### RECORD SET
•••••
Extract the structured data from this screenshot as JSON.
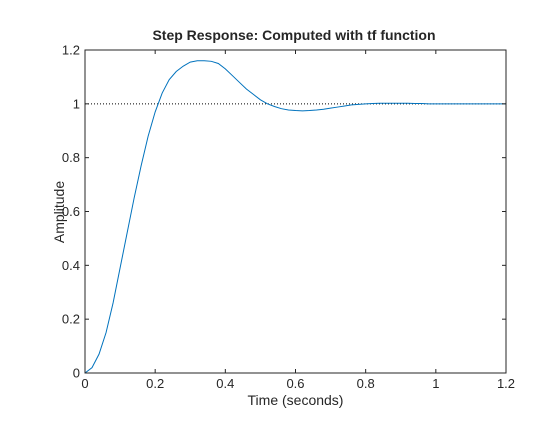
{
  "chart_data": {
    "type": "line",
    "title": "Step Response: Computed with tf function",
    "xlabel": "Time (seconds)",
    "ylabel": "Amplitude",
    "xlim": [
      0,
      1.2
    ],
    "ylim": [
      0,
      1.2
    ],
    "xticks": [
      0,
      0.2,
      0.4,
      0.6,
      0.8,
      1,
      1.2
    ],
    "xtick_labels": [
      "0",
      "0.2",
      "0.4",
      "0.6",
      "0.8",
      "1",
      "1.2"
    ],
    "yticks": [
      0,
      0.2,
      0.4,
      0.6,
      0.8,
      1,
      1.2
    ],
    "ytick_labels": [
      "0",
      "0.2",
      "0.4",
      "0.6",
      "0.8",
      "1",
      "1.2"
    ],
    "grid": false,
    "reference_line": {
      "y": 1,
      "style": "dotted",
      "color": "#000000"
    },
    "series": [
      {
        "color": "#0072BD",
        "x": [
          0,
          0.02,
          0.04,
          0.06,
          0.08,
          0.1,
          0.12,
          0.14,
          0.16,
          0.18,
          0.2,
          0.22,
          0.24,
          0.26,
          0.28,
          0.3,
          0.32,
          0.34,
          0.36,
          0.38,
          0.4,
          0.42,
          0.44,
          0.46,
          0.48,
          0.5,
          0.52,
          0.54,
          0.56,
          0.58,
          0.6,
          0.62,
          0.64,
          0.66,
          0.68,
          0.7,
          0.72,
          0.74,
          0.76,
          0.78,
          0.8,
          0.82,
          0.84,
          0.86,
          0.88,
          0.9,
          0.92,
          0.94,
          0.96,
          0.98,
          1,
          1.02,
          1.04,
          1.06,
          1.08,
          1.1,
          1.12,
          1.14,
          1.16,
          1.18,
          1.2
        ],
        "y": [
          0,
          0.02,
          0.07,
          0.15,
          0.26,
          0.39,
          0.52,
          0.65,
          0.77,
          0.88,
          0.97,
          1.04,
          1.09,
          1.12,
          1.14,
          1.155,
          1.16,
          1.16,
          1.158,
          1.15,
          1.13,
          1.105,
          1.08,
          1.055,
          1.035,
          1.015,
          1.0,
          0.99,
          0.982,
          0.977,
          0.975,
          0.974,
          0.975,
          0.977,
          0.98,
          0.984,
          0.988,
          0.992,
          0.996,
          0.998,
          1.0,
          1.001,
          1.002,
          1.002,
          1.002,
          1.002,
          1.002,
          1.001,
          1.001,
          1.0,
          1.0,
          1.0,
          1.0,
          1.0,
          1.0,
          1.0,
          1.0,
          1.0,
          1.0,
          1.0,
          1.0
        ]
      }
    ]
  }
}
•••••
### GIVEN PROBLEM
Repeat the material above word for word and skip every image in it.

### RESULT BELOW
Extract the structured data from this screenshot as JSON.
{
  "chart_data": {
    "type": "line",
    "title": "Step Response: Computed with tf function",
    "xlabel": "Time (seconds)",
    "ylabel": "Amplitude",
    "xlim": [
      0,
      1.2
    ],
    "ylim": [
      0,
      1.2
    ],
    "xticks": [
      0,
      0.2,
      0.4,
      0.6,
      0.8,
      1,
      1.2
    ],
    "xtick_labels": [
      "0",
      "0.2",
      "0.4",
      "0.6",
      "0.8",
      "1",
      "1.2"
    ],
    "yticks": [
      0,
      0.2,
      0.4,
      0.6,
      0.8,
      1,
      1.2
    ],
    "ytick_labels": [
      "0",
      "0.2",
      "0.4",
      "0.6",
      "0.8",
      "1",
      "1.2"
    ],
    "grid": false,
    "reference_line": {
      "y": 1,
      "style": "dotted",
      "color": "#000000"
    },
    "series": [
      {
        "color": "#0072BD",
        "x": [
          0,
          0.02,
          0.04,
          0.06,
          0.08,
          0.1,
          0.12,
          0.14,
          0.16,
          0.18,
          0.2,
          0.22,
          0.24,
          0.26,
          0.28,
          0.3,
          0.32,
          0.34,
          0.36,
          0.38,
          0.4,
          0.42,
          0.44,
          0.46,
          0.48,
          0.5,
          0.52,
          0.54,
          0.56,
          0.58,
          0.6,
          0.62,
          0.64,
          0.66,
          0.68,
          0.7,
          0.72,
          0.74,
          0.76,
          0.78,
          0.8,
          0.82,
          0.84,
          0.86,
          0.88,
          0.9,
          0.92,
          0.94,
          0.96,
          0.98,
          1,
          1.02,
          1.04,
          1.06,
          1.08,
          1.1,
          1.12,
          1.14,
          1.16,
          1.18,
          1.2
        ],
        "y": [
          0,
          0.02,
          0.07,
          0.15,
          0.26,
          0.39,
          0.52,
          0.65,
          0.77,
          0.88,
          0.97,
          1.04,
          1.09,
          1.12,
          1.14,
          1.155,
          1.16,
          1.16,
          1.158,
          1.15,
          1.13,
          1.105,
          1.08,
          1.055,
          1.035,
          1.015,
          1.0,
          0.99,
          0.982,
          0.977,
          0.975,
          0.974,
          0.975,
          0.977,
          0.98,
          0.984,
          0.988,
          0.992,
          0.996,
          0.998,
          1.0,
          1.001,
          1.002,
          1.002,
          1.002,
          1.002,
          1.002,
          1.001,
          1.001,
          1.0,
          1.0,
          1.0,
          1.0,
          1.0,
          1.0,
          1.0,
          1.0,
          1.0,
          1.0,
          1.0,
          1.0
        ]
      }
    ]
  }
}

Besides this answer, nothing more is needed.